## BEGIN

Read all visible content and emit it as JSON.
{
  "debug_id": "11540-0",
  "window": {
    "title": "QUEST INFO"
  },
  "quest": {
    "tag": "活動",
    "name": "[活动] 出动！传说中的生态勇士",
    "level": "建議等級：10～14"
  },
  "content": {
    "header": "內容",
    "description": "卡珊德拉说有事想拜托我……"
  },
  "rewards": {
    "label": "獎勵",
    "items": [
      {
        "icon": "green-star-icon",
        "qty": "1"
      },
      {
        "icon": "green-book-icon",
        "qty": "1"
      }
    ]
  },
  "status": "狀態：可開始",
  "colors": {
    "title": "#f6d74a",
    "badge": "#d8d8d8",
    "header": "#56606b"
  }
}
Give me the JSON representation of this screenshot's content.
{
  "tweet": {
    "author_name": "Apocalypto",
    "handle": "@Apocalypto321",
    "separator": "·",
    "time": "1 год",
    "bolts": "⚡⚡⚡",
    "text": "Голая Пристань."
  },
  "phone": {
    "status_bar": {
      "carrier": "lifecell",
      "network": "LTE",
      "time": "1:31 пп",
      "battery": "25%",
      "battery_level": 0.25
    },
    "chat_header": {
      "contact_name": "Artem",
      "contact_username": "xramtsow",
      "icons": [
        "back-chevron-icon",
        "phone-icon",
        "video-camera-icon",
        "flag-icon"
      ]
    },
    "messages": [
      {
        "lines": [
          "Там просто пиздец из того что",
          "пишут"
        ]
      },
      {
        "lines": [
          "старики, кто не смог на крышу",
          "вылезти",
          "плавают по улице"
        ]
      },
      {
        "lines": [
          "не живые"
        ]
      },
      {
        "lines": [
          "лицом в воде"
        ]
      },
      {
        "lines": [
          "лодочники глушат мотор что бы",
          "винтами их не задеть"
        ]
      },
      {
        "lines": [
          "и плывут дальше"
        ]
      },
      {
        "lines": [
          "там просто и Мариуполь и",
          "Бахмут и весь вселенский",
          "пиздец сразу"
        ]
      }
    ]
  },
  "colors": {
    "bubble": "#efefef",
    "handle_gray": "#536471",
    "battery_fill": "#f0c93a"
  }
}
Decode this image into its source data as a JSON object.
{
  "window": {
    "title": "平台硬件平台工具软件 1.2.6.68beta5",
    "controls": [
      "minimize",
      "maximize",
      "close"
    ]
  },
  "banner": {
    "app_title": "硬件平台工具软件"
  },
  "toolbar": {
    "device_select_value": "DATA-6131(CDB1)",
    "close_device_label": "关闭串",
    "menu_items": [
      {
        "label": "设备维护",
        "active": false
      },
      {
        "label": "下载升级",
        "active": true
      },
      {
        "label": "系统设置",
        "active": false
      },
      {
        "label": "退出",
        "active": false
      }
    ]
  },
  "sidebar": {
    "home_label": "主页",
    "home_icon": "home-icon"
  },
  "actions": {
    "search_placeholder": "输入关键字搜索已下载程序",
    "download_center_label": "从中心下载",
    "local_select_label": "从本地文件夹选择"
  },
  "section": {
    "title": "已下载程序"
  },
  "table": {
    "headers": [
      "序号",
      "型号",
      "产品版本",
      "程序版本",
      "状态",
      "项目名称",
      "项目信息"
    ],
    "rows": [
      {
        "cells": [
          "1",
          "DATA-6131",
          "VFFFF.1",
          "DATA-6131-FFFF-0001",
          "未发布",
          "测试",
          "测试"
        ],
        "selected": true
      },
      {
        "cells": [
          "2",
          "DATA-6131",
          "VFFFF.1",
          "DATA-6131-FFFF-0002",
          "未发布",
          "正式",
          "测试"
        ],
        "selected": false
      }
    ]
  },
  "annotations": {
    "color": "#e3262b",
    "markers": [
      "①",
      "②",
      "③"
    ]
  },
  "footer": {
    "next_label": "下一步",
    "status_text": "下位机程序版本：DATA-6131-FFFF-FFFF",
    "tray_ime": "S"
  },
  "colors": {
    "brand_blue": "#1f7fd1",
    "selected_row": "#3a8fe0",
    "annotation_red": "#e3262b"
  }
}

## END

- _AIM_
Make an exact copy of the listing, including every line.

- _THE SOLUTION_
Read all visible content and emit it as JSON.
{
  "debug_id": "11540-0",
  "window": {
    "title": "QUEST INFO"
  },
  "quest": {
    "tag": "活動",
    "name": "[活动] 出动！传说中的生态勇士",
    "level": "建議等級：10～14"
  },
  "content": {
    "header": "內容",
    "description": "卡珊德拉说有事想拜托我……"
  },
  "rewards": {
    "label": "獎勵",
    "items": [
      {
        "icon": "green-star-icon",
        "qty": "1"
      },
      {
        "icon": "green-book-icon",
        "qty": "1"
      }
    ]
  },
  "status": "狀態：可開始",
  "colors": {
    "title": "#f6d74a",
    "badge": "#d8d8d8",
    "header": "#56606b"
  }
}
Give me the JSON representation of this screenshot's content.
{
  "tweet": {
    "author_name": "Apocalypto",
    "handle": "@Apocalypto321",
    "separator": "·",
    "time": "1 год",
    "bolts": "⚡⚡⚡",
    "text": "Голая Пристань."
  },
  "phone": {
    "status_bar": {
      "carrier": "lifecell",
      "network": "LTE",
      "time": "1:31 пп",
      "battery": "25%",
      "battery_level": 0.25
    },
    "chat_header": {
      "contact_name": "Artem",
      "contact_username": "xramtsow",
      "icons": [
        "back-chevron-icon",
        "phone-icon",
        "video-camera-icon",
        "flag-icon"
      ]
    },
    "messages": [
      {
        "lines": [
          "Там просто пиздец из того что",
          "пишут"
        ]
      },
      {
        "lines": [
          "старики, кто не смог на крышу",
          "вылезти",
          "плавают по улице"
        ]
      },
      {
        "lines": [
          "не живые"
        ]
      },
      {
        "lines": [
          "лицом в воде"
        ]
      },
      {
        "lines": [
          "лодочники глушат мотор что бы",
          "винтами их не задеть"
        ]
      },
      {
        "lines": [
          "и плывут дальше"
        ]
      },
      {
        "lines": [
          "там просто и Мариуполь и",
          "Бахмут и весь вселенский",
          "пиздец сразу"
        ]
      }
    ]
  },
  "colors": {
    "bubble": "#efefef",
    "handle_gray": "#536471",
    "battery_fill": "#f0c93a"
  }
}
Decode this image into its source data as a JSON object.
{
  "window": {
    "title": "平台硬件平台工具软件 1.2.6.68beta5",
    "controls": [
      "minimize",
      "maximize",
      "close"
    ]
  },
  "banner": {
    "app_title": "硬件平台工具软件"
  },
  "toolbar": {
    "device_select_value": "DATA-6131(CDB1)",
    "close_device_label": "关闭串",
    "menu_items": [
      {
        "label": "设备维护",
        "active": false
      },
      {
        "label": "下载升级",
        "active": true
      },
      {
        "label": "系统设置",
        "active": false
      },
      {
        "label": "退出",
        "active": false
      }
    ]
  },
  "sidebar": {
    "home_label": "主页",
    "home_icon": "home-icon"
  },
  "actions": {
    "search_placeholder": "输入关键字搜索已下载程序",
    "download_center_label": "从中心下载",
    "local_select_label": "从本地文件夹选择"
  },
  "section": {
    "title": "已下载程序"
  },
  "table": {
    "headers": [
      "序号",
      "型号",
      "产品版本",
      "程序版本",
      "状态",
      "项目名称",
      "项目信息"
    ],
    "rows": [
      {
        "cells": [
          "1",
          "DATA-6131",
          "VFFFF.1",
          "DATA-6131-FFFF-0001",
          "未发布",
          "测试",
          "测试"
        ],
        "selected": true
      },
      {
        "cells": [
          "2",
          "DATA-6131",
          "VFFFF.1",
          "DATA-6131-FFFF-0002",
          "未发布",
          "正式",
          "测试"
        ],
        "selected": false
      }
    ]
  },
  "annotations": {
    "color": "#e3262b",
    "markers": [
      "①",
      "②",
      "③"
    ]
  },
  "footer": {
    "next_label": "下一步",
    "status_text": "下位机程序版本：DATA-6131-FFFF-FFFF",
    "tray_ime": "S"
  },
  "colors": {
    "brand_blue": "#1f7fd1",
    "selected_row": "#3a8fe0",
    "annotation_red": "#e3262b"
  }
}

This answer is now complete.